Task to complete: Work out how many lines of the records contain "Exportdatei". Answer with the number and nothing else.

########

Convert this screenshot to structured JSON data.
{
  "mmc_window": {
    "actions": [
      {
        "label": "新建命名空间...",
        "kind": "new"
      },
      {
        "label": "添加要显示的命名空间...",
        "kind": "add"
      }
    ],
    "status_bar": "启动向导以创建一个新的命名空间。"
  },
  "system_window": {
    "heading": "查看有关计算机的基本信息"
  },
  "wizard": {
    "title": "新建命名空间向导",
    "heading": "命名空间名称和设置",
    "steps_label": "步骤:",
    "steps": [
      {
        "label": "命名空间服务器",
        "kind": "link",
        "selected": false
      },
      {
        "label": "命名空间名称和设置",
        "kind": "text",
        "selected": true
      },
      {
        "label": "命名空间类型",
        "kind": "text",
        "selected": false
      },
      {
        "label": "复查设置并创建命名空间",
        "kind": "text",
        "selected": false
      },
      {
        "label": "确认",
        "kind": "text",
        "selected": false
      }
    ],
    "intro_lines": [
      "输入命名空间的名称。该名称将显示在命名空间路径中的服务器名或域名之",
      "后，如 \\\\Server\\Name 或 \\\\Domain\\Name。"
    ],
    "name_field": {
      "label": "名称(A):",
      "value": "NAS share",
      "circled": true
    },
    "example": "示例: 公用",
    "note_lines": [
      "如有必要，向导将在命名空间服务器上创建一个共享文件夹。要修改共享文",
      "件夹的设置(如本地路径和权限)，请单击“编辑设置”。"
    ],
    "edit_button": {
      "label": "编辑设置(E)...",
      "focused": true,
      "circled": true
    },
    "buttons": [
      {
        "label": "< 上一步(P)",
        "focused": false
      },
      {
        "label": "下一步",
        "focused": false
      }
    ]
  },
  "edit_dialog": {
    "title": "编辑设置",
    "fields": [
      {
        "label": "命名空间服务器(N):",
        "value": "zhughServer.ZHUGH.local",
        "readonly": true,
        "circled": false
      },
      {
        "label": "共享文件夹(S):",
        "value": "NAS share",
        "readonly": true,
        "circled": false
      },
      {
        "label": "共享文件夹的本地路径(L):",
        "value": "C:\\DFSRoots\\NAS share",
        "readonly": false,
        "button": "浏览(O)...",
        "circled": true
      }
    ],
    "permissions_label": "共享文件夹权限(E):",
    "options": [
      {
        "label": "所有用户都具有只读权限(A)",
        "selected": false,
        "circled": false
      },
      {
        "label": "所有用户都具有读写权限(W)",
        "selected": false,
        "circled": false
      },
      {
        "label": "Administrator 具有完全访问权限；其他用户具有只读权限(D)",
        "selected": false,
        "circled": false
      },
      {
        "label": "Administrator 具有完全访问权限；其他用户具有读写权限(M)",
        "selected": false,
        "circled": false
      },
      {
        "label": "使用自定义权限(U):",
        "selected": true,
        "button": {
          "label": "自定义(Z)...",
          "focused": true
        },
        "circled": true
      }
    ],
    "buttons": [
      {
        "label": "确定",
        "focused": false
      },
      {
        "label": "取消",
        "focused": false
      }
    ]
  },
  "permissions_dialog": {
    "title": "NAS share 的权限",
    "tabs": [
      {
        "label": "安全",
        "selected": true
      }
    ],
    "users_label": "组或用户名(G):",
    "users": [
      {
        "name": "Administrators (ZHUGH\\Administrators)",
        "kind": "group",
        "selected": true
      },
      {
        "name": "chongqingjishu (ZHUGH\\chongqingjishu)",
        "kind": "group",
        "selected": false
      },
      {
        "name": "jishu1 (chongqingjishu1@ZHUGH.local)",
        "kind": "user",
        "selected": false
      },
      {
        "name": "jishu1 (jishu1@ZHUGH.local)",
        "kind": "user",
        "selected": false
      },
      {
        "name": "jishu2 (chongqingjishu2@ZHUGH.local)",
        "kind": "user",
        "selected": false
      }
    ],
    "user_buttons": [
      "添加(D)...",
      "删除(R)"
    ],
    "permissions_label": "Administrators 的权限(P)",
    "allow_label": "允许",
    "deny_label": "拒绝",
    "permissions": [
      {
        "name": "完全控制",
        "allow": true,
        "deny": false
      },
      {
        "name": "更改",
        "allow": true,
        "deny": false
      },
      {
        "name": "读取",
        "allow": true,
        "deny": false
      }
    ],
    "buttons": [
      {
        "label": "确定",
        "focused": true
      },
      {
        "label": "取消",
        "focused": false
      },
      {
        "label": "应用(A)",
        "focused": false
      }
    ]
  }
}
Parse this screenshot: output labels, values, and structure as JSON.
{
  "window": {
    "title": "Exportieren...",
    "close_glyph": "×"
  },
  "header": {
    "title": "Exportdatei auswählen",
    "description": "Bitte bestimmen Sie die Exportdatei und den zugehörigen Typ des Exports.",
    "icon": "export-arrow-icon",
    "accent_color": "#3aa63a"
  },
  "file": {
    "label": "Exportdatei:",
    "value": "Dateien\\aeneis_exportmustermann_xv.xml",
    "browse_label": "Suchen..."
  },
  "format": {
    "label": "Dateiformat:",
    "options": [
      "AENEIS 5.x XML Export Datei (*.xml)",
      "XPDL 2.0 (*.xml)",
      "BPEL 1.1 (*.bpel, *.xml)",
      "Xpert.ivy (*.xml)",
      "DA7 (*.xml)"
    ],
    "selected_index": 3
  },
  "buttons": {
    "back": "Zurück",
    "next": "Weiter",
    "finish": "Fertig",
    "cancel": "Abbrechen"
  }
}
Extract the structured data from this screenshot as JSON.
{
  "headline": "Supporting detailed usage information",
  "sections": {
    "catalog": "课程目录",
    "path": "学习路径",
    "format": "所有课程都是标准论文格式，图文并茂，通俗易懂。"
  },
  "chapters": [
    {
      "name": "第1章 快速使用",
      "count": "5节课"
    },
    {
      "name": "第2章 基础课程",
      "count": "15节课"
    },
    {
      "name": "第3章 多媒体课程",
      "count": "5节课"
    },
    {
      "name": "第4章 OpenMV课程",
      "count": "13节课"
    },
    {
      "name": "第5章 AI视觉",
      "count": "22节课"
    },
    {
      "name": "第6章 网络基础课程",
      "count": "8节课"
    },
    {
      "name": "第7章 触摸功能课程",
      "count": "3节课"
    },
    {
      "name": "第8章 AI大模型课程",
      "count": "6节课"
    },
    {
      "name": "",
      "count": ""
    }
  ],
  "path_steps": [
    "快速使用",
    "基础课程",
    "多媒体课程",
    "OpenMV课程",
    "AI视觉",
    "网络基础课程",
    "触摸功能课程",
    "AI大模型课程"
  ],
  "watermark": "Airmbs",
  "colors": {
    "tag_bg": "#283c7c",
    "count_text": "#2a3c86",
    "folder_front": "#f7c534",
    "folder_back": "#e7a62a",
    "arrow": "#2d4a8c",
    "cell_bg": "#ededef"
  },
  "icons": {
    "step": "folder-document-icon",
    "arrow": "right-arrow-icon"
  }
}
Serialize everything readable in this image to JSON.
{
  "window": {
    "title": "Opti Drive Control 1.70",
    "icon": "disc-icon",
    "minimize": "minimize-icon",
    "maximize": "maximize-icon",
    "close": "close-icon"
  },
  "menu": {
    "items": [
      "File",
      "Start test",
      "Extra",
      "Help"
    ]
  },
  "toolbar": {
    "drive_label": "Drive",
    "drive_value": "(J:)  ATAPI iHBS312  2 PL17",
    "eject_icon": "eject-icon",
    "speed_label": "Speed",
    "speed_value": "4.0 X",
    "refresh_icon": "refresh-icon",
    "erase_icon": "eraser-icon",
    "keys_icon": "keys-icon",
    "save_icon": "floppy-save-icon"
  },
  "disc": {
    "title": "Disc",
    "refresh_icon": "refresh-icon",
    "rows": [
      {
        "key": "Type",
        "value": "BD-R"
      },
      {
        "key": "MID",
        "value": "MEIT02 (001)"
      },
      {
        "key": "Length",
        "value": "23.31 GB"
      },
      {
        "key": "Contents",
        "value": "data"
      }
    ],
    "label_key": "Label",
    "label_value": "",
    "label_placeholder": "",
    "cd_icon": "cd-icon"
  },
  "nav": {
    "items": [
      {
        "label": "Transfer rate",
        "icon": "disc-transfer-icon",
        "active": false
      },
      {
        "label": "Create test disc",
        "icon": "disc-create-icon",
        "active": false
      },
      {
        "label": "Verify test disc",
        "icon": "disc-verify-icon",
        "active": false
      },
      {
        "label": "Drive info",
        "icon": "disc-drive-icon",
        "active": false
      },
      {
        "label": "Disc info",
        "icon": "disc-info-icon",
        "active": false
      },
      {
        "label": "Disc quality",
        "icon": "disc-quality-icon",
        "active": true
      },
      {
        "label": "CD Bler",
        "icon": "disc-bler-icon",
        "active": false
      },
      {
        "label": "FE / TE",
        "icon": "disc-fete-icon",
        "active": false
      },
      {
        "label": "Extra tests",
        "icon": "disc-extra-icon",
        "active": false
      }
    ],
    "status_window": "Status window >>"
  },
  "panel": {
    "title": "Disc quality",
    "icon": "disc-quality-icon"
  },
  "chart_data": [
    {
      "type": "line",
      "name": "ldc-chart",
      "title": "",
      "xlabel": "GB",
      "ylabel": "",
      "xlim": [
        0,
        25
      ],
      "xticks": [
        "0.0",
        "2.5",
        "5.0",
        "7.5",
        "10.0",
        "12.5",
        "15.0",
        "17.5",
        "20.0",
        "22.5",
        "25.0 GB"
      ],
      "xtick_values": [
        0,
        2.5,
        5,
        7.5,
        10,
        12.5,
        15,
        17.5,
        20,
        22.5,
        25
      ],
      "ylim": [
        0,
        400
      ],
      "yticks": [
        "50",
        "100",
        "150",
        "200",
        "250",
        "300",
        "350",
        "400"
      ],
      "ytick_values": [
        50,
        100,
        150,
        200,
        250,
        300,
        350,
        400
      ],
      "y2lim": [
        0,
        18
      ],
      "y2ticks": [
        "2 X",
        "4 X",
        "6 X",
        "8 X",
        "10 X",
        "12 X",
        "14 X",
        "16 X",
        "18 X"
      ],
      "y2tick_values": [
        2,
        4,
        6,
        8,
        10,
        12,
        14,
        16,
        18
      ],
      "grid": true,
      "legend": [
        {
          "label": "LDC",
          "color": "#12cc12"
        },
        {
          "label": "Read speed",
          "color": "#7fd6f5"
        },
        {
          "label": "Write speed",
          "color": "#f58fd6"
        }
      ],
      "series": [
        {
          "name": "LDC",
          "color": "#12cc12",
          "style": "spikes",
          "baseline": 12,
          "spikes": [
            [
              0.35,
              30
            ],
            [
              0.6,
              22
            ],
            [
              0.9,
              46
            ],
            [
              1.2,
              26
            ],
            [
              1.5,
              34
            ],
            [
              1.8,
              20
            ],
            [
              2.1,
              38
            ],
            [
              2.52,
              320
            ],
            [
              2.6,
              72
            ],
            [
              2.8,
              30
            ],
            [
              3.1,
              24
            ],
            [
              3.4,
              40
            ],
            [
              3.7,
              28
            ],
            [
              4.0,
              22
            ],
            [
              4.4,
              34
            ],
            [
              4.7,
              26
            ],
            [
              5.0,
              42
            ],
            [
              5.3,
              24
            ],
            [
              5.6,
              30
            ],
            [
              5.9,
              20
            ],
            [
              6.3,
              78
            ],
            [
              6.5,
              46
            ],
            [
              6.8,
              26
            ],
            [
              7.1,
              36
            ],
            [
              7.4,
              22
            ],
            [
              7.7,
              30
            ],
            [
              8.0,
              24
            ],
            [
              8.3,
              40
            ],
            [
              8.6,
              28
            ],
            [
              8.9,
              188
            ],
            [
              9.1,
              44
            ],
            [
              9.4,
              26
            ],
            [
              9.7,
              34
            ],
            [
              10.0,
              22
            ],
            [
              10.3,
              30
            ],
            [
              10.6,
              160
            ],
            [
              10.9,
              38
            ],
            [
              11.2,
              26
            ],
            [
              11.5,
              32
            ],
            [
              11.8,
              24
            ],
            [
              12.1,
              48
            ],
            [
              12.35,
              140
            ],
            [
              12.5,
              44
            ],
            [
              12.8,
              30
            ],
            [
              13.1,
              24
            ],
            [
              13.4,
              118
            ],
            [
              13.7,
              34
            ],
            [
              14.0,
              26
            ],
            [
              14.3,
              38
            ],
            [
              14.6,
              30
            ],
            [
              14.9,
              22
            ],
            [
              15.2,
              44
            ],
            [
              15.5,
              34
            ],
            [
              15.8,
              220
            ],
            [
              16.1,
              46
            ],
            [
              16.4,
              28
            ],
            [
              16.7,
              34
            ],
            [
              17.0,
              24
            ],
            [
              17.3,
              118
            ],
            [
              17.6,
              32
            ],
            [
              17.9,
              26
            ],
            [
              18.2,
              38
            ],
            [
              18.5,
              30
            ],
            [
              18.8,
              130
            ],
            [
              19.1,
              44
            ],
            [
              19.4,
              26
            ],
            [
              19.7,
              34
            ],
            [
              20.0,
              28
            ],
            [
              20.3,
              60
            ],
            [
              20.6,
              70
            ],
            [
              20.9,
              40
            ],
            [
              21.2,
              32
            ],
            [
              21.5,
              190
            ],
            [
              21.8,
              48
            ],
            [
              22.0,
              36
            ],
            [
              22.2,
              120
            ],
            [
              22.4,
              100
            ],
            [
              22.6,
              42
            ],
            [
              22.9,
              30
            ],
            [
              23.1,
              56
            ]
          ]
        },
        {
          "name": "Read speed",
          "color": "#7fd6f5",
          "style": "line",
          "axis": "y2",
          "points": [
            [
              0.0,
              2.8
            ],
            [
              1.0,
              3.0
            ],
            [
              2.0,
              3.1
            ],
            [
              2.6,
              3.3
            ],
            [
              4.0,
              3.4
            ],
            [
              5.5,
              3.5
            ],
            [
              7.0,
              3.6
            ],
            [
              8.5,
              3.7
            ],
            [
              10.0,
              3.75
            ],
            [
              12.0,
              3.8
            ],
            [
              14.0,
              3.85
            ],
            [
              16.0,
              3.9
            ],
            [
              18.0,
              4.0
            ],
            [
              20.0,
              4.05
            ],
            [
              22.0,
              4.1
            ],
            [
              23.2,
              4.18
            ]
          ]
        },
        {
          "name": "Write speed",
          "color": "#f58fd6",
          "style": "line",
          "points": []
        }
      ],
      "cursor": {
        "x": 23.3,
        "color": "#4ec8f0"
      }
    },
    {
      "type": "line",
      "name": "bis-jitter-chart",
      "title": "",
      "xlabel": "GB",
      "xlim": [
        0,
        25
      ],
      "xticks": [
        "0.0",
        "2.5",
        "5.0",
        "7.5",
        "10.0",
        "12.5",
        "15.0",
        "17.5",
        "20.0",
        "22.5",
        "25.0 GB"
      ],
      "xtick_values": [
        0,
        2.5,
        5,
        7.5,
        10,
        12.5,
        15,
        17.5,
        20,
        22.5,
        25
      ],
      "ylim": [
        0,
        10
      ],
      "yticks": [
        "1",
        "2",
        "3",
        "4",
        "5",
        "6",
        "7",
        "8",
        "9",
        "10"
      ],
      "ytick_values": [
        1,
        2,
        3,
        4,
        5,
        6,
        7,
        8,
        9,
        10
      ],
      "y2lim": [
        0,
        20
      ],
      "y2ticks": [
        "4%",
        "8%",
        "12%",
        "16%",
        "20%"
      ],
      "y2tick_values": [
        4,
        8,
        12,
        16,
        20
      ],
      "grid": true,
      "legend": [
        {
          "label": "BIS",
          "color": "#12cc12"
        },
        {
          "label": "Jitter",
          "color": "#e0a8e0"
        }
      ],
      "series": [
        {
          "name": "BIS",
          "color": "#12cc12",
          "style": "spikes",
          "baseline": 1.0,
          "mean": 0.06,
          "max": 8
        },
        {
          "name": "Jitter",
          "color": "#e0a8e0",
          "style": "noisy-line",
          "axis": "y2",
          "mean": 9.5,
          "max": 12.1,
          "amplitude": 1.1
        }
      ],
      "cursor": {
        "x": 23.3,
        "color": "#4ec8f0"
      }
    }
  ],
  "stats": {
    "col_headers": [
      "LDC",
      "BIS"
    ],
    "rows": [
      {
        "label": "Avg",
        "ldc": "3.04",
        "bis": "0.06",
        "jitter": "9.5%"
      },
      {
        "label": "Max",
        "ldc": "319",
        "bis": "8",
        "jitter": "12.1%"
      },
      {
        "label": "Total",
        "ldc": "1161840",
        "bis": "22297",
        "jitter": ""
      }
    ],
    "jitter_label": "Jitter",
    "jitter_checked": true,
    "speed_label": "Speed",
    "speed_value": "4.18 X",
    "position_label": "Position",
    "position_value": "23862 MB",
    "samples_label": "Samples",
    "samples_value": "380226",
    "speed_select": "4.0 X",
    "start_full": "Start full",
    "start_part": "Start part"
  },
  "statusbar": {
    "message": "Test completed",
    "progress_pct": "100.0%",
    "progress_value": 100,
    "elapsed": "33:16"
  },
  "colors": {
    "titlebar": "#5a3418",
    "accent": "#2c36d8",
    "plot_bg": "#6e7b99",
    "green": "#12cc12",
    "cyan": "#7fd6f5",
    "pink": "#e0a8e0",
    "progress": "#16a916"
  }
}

########

Correct answer: 3